----- Material supplied -----

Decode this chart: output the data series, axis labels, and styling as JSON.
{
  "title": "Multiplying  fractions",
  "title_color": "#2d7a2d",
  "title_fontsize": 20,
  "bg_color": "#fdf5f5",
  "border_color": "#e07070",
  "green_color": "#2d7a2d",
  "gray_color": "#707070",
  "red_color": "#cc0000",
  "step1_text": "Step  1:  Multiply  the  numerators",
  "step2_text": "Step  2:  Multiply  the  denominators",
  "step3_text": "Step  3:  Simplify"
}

-----

### Problem to work on
Each entry must be reproduced verbatim.

### Response to the exercise
Decode this chart: output the data series, axis labels, and styling as JSON.
{
  "title": "Multiplying  fractions",
  "title_color": "#2d7a2d",
  "title_fontsize": 20,
  "bg_color": "#fdf5f5",
  "border_color": "#e07070",
  "green_color": "#2d7a2d",
  "gray_color": "#707070",
  "red_color": "#cc0000",
  "step1_text": "Step  1:  Multiply  the  numerators",
  "step2_text": "Step  2:  Multiply  the  denominators",
  "step3_text": "Step  3:  Simplify"
}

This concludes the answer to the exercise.